WRITTEN PROBLEM — Print the listing below in its entirety, character for character.

[Stored entries]

══════════════════════════════

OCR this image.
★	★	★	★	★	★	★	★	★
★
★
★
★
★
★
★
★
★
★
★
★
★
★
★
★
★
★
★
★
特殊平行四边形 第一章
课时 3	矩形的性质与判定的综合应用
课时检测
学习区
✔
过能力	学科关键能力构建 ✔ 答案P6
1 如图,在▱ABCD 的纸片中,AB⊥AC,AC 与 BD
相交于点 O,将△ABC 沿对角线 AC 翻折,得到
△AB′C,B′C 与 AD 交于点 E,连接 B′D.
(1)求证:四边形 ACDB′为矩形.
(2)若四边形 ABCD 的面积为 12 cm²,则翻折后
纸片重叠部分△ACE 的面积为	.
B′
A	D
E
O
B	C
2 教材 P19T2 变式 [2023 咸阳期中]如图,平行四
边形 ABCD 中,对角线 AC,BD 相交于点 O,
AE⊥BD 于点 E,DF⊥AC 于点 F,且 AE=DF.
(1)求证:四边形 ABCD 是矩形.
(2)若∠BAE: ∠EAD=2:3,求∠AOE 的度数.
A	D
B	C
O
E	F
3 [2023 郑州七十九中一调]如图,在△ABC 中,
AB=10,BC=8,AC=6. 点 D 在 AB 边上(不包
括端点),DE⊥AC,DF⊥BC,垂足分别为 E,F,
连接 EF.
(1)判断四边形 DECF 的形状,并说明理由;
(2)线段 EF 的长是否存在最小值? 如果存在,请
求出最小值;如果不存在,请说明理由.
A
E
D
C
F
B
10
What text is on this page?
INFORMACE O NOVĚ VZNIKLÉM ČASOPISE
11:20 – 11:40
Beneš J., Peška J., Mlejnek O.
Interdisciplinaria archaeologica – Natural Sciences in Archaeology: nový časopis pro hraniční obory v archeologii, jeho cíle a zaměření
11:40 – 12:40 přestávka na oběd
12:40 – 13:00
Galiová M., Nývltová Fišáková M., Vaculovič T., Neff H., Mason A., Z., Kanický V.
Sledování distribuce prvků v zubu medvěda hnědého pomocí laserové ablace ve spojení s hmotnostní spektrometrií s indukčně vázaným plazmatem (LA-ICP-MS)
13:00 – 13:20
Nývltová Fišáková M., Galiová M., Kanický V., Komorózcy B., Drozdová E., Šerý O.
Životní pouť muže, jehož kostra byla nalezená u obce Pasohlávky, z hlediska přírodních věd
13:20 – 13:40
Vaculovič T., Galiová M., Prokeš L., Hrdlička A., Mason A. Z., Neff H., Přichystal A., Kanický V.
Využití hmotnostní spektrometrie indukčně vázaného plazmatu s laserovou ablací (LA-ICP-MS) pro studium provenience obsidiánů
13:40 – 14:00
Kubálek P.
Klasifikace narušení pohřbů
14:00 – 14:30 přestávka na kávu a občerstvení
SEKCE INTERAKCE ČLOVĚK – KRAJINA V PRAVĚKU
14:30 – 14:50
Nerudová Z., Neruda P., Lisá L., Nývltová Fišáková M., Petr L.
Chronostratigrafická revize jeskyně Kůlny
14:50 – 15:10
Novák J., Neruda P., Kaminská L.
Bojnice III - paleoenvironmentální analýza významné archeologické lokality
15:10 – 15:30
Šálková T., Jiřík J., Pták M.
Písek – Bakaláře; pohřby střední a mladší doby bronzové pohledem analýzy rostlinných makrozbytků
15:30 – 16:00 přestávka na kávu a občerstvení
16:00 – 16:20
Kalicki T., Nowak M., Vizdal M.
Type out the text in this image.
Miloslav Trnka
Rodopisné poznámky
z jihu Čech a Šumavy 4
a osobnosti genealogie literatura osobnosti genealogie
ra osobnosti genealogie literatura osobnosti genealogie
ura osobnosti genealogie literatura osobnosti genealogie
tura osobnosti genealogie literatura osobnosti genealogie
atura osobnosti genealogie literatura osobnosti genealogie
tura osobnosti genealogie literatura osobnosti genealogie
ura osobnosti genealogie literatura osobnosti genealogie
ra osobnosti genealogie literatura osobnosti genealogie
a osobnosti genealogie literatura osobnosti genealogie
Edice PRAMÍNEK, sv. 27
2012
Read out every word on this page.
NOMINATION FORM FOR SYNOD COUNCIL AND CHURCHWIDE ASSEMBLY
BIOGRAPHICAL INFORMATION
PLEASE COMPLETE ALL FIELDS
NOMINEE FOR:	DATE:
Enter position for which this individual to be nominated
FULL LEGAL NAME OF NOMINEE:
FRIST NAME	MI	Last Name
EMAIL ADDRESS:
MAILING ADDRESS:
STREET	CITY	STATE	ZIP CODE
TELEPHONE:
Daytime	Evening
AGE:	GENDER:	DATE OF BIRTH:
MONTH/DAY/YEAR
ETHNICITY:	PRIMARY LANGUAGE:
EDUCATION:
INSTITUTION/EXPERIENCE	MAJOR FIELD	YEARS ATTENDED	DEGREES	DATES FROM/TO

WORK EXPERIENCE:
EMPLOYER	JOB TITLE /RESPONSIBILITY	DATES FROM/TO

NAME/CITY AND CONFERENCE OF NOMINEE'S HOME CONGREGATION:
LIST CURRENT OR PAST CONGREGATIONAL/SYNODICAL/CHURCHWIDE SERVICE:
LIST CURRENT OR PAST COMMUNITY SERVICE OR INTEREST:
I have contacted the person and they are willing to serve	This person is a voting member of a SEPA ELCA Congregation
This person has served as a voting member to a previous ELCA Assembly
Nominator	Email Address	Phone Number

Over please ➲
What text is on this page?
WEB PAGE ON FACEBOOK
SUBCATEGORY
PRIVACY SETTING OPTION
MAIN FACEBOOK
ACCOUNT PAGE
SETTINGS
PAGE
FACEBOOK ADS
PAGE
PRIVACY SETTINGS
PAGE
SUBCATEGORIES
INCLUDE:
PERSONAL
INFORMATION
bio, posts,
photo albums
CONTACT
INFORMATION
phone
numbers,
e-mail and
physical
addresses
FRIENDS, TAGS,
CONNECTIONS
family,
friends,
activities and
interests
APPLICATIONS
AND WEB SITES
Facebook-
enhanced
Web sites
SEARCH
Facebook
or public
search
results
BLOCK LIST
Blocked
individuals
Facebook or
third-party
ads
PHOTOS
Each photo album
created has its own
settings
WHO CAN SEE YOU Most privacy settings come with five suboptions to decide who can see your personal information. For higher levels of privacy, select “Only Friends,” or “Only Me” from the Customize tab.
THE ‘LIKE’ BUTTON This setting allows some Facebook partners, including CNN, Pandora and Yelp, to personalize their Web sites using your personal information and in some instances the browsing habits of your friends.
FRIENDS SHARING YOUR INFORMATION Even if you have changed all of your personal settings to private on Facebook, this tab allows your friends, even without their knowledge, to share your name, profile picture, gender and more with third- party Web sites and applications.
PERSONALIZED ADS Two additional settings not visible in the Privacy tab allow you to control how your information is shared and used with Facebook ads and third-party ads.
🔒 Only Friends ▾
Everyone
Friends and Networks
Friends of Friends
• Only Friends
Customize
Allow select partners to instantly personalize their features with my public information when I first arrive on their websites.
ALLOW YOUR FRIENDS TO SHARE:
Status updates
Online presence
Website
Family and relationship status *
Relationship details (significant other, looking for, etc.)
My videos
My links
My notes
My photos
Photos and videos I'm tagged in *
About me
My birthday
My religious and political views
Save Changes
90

══════════════════════════════

WORKED SOLUTION —
OCR this image.
★	★	★	★	★	★	★	★	★
★
★
★
★
★
★
★
★
★
★
★
★
★
★
★
★
★
★
★
★
特殊平行四边形 第一章
课时 3	矩形的性质与判定的综合应用
课时检测
学习区
✔
过能力	学科关键能力构建 ✔ 答案P6
1 如图,在▱ABCD 的纸片中,AB⊥AC,AC 与 BD
相交于点 O,将△ABC 沿对角线 AC 翻折,得到
△AB′C,B′C 与 AD 交于点 E,连接 B′D.
(1)求证:四边形 ACDB′为矩形.
(2)若四边形 ABCD 的面积为 12 cm²,则翻折后
纸片重叠部分△ACE 的面积为	.
B′
A	D
E
O
B	C
2 教材 P19T2 变式 [2023 咸阳期中]如图,平行四
边形 ABCD 中,对角线 AC,BD 相交于点 O,
AE⊥BD 于点 E,DF⊥AC 于点 F,且 AE=DF.
(1)求证:四边形 ABCD 是矩形.
(2)若∠BAE: ∠EAD=2:3,求∠AOE 的度数.
A	D
B	C
O
E	F
3 [2023 郑州七十九中一调]如图,在△ABC 中,
AB=10,BC=8,AC=6. 点 D 在 AB 边上(不包
括端点),DE⊥AC,DF⊥BC,垂足分别为 E,F,
连接 EF.
(1)判断四边形 DECF 的形状,并说明理由;
(2)线段 EF 的长是否存在最小值? 如果存在,请
求出最小值;如果不存在,请说明理由.
A
E
D
C
F
B
10
What text is on this page?
INFORMACE O NOVĚ VZNIKLÉM ČASOPISE
11:20 – 11:40
Beneš J., Peška J., Mlejnek O.
Interdisciplinaria archaeologica – Natural Sciences in Archaeology: nový časopis pro hraniční obory v archeologii, jeho cíle a zaměření
11:40 – 12:40 přestávka na oběd
12:40 – 13:00
Galiová M., Nývltová Fišáková M., Vaculovič T., Neff H., Mason A., Z., Kanický V.
Sledování distribuce prvků v zubu medvěda hnědého pomocí laserové ablace ve spojení s hmotnostní spektrometrií s indukčně vázaným plazmatem (LA-ICP-MS)
13:00 – 13:20
Nývltová Fišáková M., Galiová M., Kanický V., Komorózcy B., Drozdová E., Šerý O.
Životní pouť muže, jehož kostra byla nalezená u obce Pasohlávky, z hlediska přírodních věd
13:20 – 13:40
Vaculovič T., Galiová M., Prokeš L., Hrdlička A., Mason A. Z., Neff H., Přichystal A., Kanický V.
Využití hmotnostní spektrometrie indukčně vázaného plazmatu s laserovou ablací (LA-ICP-MS) pro studium provenience obsidiánů
13:40 – 14:00
Kubálek P.
Klasifikace narušení pohřbů
14:00 – 14:30 přestávka na kávu a občerstvení
SEKCE INTERAKCE ČLOVĚK – KRAJINA V PRAVĚKU
14:30 – 14:50
Nerudová Z., Neruda P., Lisá L., Nývltová Fišáková M., Petr L.
Chronostratigrafická revize jeskyně Kůlny
14:50 – 15:10
Novák J., Neruda P., Kaminská L.
Bojnice III - paleoenvironmentální analýza významné archeologické lokality
15:10 – 15:30
Šálková T., Jiřík J., Pták M.
Písek – Bakaláře; pohřby střední a mladší doby bronzové pohledem analýzy rostlinných makrozbytků
15:30 – 16:00 přestávka na kávu a občerstvení
16:00 – 16:20
Kalicki T., Nowak M., Vizdal M.
Type out the text in this image.
Miloslav Trnka
Rodopisné poznámky
z jihu Čech a Šumavy 4
a osobnosti genealogie literatura osobnosti genealogie
ra osobnosti genealogie literatura osobnosti genealogie
ura osobnosti genealogie literatura osobnosti genealogie
tura osobnosti genealogie literatura osobnosti genealogie
atura osobnosti genealogie literatura osobnosti genealogie
tura osobnosti genealogie literatura osobnosti genealogie
ura osobnosti genealogie literatura osobnosti genealogie
ra osobnosti genealogie literatura osobnosti genealogie
a osobnosti genealogie literatura osobnosti genealogie
Edice PRAMÍNEK, sv. 27
2012
Read out every word on this page.
NOMINATION FORM FOR SYNOD COUNCIL AND CHURCHWIDE ASSEMBLY
BIOGRAPHICAL INFORMATION
PLEASE COMPLETE ALL FIELDS
NOMINEE FOR:	DATE:
Enter position for which this individual to be nominated
FULL LEGAL NAME OF NOMINEE:
FRIST NAME	MI	Last Name
EMAIL ADDRESS:
MAILING ADDRESS:
STREET	CITY	STATE	ZIP CODE
TELEPHONE:
Daytime	Evening
AGE:	GENDER:	DATE OF BIRTH:
MONTH/DAY/YEAR
ETHNICITY:	PRIMARY LANGUAGE:
EDUCATION:
INSTITUTION/EXPERIENCE	MAJOR FIELD	YEARS ATTENDED	DEGREES	DATES FROM/TO

WORK EXPERIENCE:
EMPLOYER	JOB TITLE /RESPONSIBILITY	DATES FROM/TO

NAME/CITY AND CONFERENCE OF NOMINEE'S HOME CONGREGATION:
LIST CURRENT OR PAST CONGREGATIONAL/SYNODICAL/CHURCHWIDE SERVICE:
LIST CURRENT OR PAST COMMUNITY SERVICE OR INTEREST:
I have contacted the person and they are willing to serve	This person is a voting member of a SEPA ELCA Congregation
This person has served as a voting member to a previous ELCA Assembly
Nominator	Email Address	Phone Number

Over please ➲
What text is on this page?
WEB PAGE ON FACEBOOK
SUBCATEGORY
PRIVACY SETTING OPTION
MAIN FACEBOOK
ACCOUNT PAGE
SETTINGS
PAGE
FACEBOOK ADS
PAGE
PRIVACY SETTINGS
PAGE
SUBCATEGORIES
INCLUDE:
PERSONAL
INFORMATION
bio, posts,
photo albums
CONTACT
INFORMATION
phone
numbers,
e-mail and
physical
addresses
FRIENDS, TAGS,
CONNECTIONS
family,
friends,
activities and
interests
APPLICATIONS
AND WEB SITES
Facebook-
enhanced
Web sites
SEARCH
Facebook
or public
search
results
BLOCK LIST
Blocked
individuals
Facebook or
third-party
ads
PHOTOS
Each photo album
created has its own
settings
WHO CAN SEE YOU Most privacy settings come with five suboptions to decide who can see your personal information. For higher levels of privacy, select “Only Friends,” or “Only Me” from the Customize tab.
THE ‘LIKE’ BUTTON This setting allows some Facebook partners, including CNN, Pandora and Yelp, to personalize their Web sites using your personal information and in some instances the browsing habits of your friends.
FRIENDS SHARING YOUR INFORMATION Even if you have changed all of your personal settings to private on Facebook, this tab allows your friends, even without their knowledge, to share your name, profile picture, gender and more with third- party Web sites and applications.
PERSONALIZED ADS Two additional settings not visible in the Privacy tab allow you to control how your information is shared and used with Facebook ads and third-party ads.
🔒 Only Friends ▾
Everyone
Friends and Networks
Friends of Friends
• Only Friends
Customize
Allow select partners to instantly personalize their features with my public information when I first arrive on their websites.
ALLOW YOUR FRIENDS TO SHARE:
Status updates
Online presence
Website
Family and relationship status *
Relationship details (significant other, looking for, etc.)
My videos
My links
My notes
My photos
Photos and videos I'm tagged in *
About me
My birthday
My religious and political views
Save Changes
90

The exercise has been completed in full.